Your task is to retype each line of the data below exactly.

**** TASK INPUTS ****

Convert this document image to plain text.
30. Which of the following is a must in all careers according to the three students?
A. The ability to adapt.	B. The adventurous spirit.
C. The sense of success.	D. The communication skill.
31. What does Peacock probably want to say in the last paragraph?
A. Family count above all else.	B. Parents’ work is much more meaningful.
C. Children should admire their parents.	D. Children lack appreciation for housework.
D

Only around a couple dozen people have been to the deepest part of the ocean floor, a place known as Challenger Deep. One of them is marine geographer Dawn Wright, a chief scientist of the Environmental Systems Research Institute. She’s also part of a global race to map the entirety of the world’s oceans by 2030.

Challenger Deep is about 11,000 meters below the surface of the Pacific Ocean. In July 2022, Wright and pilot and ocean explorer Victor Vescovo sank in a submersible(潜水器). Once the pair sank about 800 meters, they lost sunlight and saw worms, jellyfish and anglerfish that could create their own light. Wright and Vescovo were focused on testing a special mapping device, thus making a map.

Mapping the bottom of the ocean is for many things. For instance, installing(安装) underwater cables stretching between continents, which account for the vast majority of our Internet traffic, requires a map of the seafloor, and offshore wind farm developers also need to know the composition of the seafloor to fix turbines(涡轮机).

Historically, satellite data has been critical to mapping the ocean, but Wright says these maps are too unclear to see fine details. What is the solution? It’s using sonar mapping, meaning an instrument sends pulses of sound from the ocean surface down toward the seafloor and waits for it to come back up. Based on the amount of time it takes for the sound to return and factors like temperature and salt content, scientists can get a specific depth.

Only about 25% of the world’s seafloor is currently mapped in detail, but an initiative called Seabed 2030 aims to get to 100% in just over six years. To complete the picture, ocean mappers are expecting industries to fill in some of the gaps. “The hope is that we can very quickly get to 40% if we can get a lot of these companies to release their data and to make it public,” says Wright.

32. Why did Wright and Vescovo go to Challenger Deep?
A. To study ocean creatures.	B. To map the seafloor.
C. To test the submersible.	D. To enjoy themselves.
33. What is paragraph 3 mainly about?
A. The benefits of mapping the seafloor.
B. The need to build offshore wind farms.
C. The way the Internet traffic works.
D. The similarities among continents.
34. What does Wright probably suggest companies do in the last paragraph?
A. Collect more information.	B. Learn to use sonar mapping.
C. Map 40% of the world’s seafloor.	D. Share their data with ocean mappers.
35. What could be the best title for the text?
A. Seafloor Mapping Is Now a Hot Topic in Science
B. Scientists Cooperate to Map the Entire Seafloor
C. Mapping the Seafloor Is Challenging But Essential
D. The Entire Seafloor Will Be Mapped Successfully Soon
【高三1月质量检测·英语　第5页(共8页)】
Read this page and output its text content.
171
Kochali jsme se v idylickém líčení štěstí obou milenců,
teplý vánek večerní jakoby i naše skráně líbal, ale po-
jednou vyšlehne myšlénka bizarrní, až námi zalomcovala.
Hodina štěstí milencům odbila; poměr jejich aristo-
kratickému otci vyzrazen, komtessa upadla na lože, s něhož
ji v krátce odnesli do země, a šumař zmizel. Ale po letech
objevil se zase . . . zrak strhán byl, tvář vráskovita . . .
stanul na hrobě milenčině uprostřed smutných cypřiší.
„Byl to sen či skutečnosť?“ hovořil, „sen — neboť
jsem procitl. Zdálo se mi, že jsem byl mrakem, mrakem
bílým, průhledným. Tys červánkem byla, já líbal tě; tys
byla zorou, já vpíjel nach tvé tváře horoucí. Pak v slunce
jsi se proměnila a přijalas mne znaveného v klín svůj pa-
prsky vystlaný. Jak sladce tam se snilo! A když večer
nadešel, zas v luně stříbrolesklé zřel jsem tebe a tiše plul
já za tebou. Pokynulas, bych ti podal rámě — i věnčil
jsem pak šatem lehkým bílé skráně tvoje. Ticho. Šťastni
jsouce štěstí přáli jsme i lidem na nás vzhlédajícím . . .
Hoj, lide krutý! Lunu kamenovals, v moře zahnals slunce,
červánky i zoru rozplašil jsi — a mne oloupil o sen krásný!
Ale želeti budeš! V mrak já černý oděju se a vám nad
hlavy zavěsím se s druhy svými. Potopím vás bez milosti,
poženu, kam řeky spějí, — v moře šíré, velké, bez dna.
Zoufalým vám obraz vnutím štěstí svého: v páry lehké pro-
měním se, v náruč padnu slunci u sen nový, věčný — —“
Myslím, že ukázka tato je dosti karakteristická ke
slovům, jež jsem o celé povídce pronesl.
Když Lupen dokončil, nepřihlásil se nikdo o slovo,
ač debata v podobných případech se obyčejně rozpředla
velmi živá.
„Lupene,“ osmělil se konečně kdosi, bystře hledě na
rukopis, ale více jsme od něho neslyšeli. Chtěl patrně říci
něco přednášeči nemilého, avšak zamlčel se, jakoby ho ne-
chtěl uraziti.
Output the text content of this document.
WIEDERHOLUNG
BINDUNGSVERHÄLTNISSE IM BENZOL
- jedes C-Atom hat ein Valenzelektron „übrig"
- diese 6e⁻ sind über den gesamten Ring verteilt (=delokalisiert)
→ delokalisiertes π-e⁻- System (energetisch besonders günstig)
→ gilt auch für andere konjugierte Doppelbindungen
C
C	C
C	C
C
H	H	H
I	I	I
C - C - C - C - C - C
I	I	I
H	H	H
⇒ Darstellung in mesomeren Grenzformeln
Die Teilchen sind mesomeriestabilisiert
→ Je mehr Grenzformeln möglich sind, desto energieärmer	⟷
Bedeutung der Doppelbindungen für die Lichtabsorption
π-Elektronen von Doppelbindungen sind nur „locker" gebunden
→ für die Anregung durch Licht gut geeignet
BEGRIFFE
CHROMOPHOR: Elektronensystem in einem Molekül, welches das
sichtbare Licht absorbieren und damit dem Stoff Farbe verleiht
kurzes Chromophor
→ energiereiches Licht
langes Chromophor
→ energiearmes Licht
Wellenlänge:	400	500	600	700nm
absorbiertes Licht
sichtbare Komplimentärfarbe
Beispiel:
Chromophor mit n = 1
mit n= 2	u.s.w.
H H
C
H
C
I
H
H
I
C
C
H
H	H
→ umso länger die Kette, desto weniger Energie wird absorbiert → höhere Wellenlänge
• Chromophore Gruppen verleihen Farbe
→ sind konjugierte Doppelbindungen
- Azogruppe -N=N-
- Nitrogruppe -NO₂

****

TASK ANSWER:
Convert this document image to plain text.
30. Which of the following is a must in all careers according to the three students?
A. The ability to adapt.	B. The adventurous spirit.
C. The sense of success.	D. The communication skill.
31. What does Peacock probably want to say in the last paragraph?
A. Family count above all else.	B. Parents’ work is much more meaningful.
C. Children should admire their parents.	D. Children lack appreciation for housework.
D

Only around a couple dozen people have been to the deepest part of the ocean floor, a place known as Challenger Deep. One of them is marine geographer Dawn Wright, a chief scientist of the Environmental Systems Research Institute. She’s also part of a global race to map the entirety of the world’s oceans by 2030.

Challenger Deep is about 11,000 meters below the surface of the Pacific Ocean. In July 2022, Wright and pilot and ocean explorer Victor Vescovo sank in a submersible(潜水器). Once the pair sank about 800 meters, they lost sunlight and saw worms, jellyfish and anglerfish that could create their own light. Wright and Vescovo were focused on testing a special mapping device, thus making a map.

Mapping the bottom of the ocean is for many things. For instance, installing(安装) underwater cables stretching between continents, which account for the vast majority of our Internet traffic, requires a map of the seafloor, and offshore wind farm developers also need to know the composition of the seafloor to fix turbines(涡轮机).

Historically, satellite data has been critical to mapping the ocean, but Wright says these maps are too unclear to see fine details. What is the solution? It’s using sonar mapping, meaning an instrument sends pulses of sound from the ocean surface down toward the seafloor and waits for it to come back up. Based on the amount of time it takes for the sound to return and factors like temperature and salt content, scientists can get a specific depth.

Only about 25% of the world’s seafloor is currently mapped in detail, but an initiative called Seabed 2030 aims to get to 100% in just over six years. To complete the picture, ocean mappers are expecting industries to fill in some of the gaps. “The hope is that we can very quickly get to 40% if we can get a lot of these companies to release their data and to make it public,” says Wright.

32. Why did Wright and Vescovo go to Challenger Deep?
A. To study ocean creatures.	B. To map the seafloor.
C. To test the submersible.	D. To enjoy themselves.
33. What is paragraph 3 mainly about?
A. The benefits of mapping the seafloor.
B. The need to build offshore wind farms.
C. The way the Internet traffic works.
D. The similarities among continents.
34. What does Wright probably suggest companies do in the last paragraph?
A. Collect more information.	B. Learn to use sonar mapping.
C. Map 40% of the world’s seafloor.	D. Share their data with ocean mappers.
35. What could be the best title for the text?
A. Seafloor Mapping Is Now a Hot Topic in Science
B. Scientists Cooperate to Map the Entire Seafloor
C. Mapping the Seafloor Is Challenging But Essential
D. The Entire Seafloor Will Be Mapped Successfully Soon
【高三1月质量检测·英语　第5页(共8页)】
Read this page and output its text content.
171
Kochali jsme se v idylickém líčení štěstí obou milenců,
teplý vánek večerní jakoby i naše skráně líbal, ale po-
jednou vyšlehne myšlénka bizarrní, až námi zalomcovala.
Hodina štěstí milencům odbila; poměr jejich aristo-
kratickému otci vyzrazen, komtessa upadla na lože, s něhož
ji v krátce odnesli do země, a šumař zmizel. Ale po letech
objevil se zase . . . zrak strhán byl, tvář vráskovita . . .
stanul na hrobě milenčině uprostřed smutných cypřiší.
„Byl to sen či skutečnosť?“ hovořil, „sen — neboť
jsem procitl. Zdálo se mi, že jsem byl mrakem, mrakem
bílým, průhledným. Tys červánkem byla, já líbal tě; tys
byla zorou, já vpíjel nach tvé tváře horoucí. Pak v slunce
jsi se proměnila a přijalas mne znaveného v klín svůj pa-
prsky vystlaný. Jak sladce tam se snilo! A když večer
nadešel, zas v luně stříbrolesklé zřel jsem tebe a tiše plul
já za tebou. Pokynulas, bych ti podal rámě — i věnčil
jsem pak šatem lehkým bílé skráně tvoje. Ticho. Šťastni
jsouce štěstí přáli jsme i lidem na nás vzhlédajícím . . .
Hoj, lide krutý! Lunu kamenovals, v moře zahnals slunce,
červánky i zoru rozplašil jsi — a mne oloupil o sen krásný!
Ale želeti budeš! V mrak já černý oděju se a vám nad
hlavy zavěsím se s druhy svými. Potopím vás bez milosti,
poženu, kam řeky spějí, — v moře šíré, velké, bez dna.
Zoufalým vám obraz vnutím štěstí svého: v páry lehké pro-
měním se, v náruč padnu slunci u sen nový, věčný — —“
Myslím, že ukázka tato je dosti karakteristická ke
slovům, jež jsem o celé povídce pronesl.
Když Lupen dokončil, nepřihlásil se nikdo o slovo,
ač debata v podobných případech se obyčejně rozpředla
velmi živá.
„Lupene,“ osmělil se konečně kdosi, bystře hledě na
rukopis, ale více jsme od něho neslyšeli. Chtěl patrně říci
něco přednášeči nemilého, avšak zamlčel se, jakoby ho ne-
chtěl uraziti.
Output the text content of this document.
WIEDERHOLUNG
BINDUNGSVERHÄLTNISSE IM BENZOL
- jedes C-Atom hat ein Valenzelektron „übrig"
- diese 6e⁻ sind über den gesamten Ring verteilt (=delokalisiert)
→ delokalisiertes π-e⁻- System (energetisch besonders günstig)
→ gilt auch für andere konjugierte Doppelbindungen
C
C	C
C	C
C
H	H	H
I	I	I
C - C - C - C - C - C
I	I	I
H	H	H
⇒ Darstellung in mesomeren Grenzformeln
Die Teilchen sind mesomeriestabilisiert
→ Je mehr Grenzformeln möglich sind, desto energieärmer	⟷
Bedeutung der Doppelbindungen für die Lichtabsorption
π-Elektronen von Doppelbindungen sind nur „locker" gebunden
→ für die Anregung durch Licht gut geeignet
BEGRIFFE
CHROMOPHOR: Elektronensystem in einem Molekül, welches das
sichtbare Licht absorbieren und damit dem Stoff Farbe verleiht
kurzes Chromophor
→ energiereiches Licht
langes Chromophor
→ energiearmes Licht
Wellenlänge:	400	500	600	700nm
absorbiertes Licht
sichtbare Komplimentärfarbe
Beispiel:
Chromophor mit n = 1
mit n= 2	u.s.w.
H H
C
H
C
I
H
H
I
C
C
H
H	H
→ umso länger die Kette, desto weniger Energie wird absorbiert → höhere Wellenlänge
• Chromophore Gruppen verleihen Farbe
→ sind konjugierte Doppelbindungen
- Azogruppe -N=N-
- Nitrogruppe -NO₂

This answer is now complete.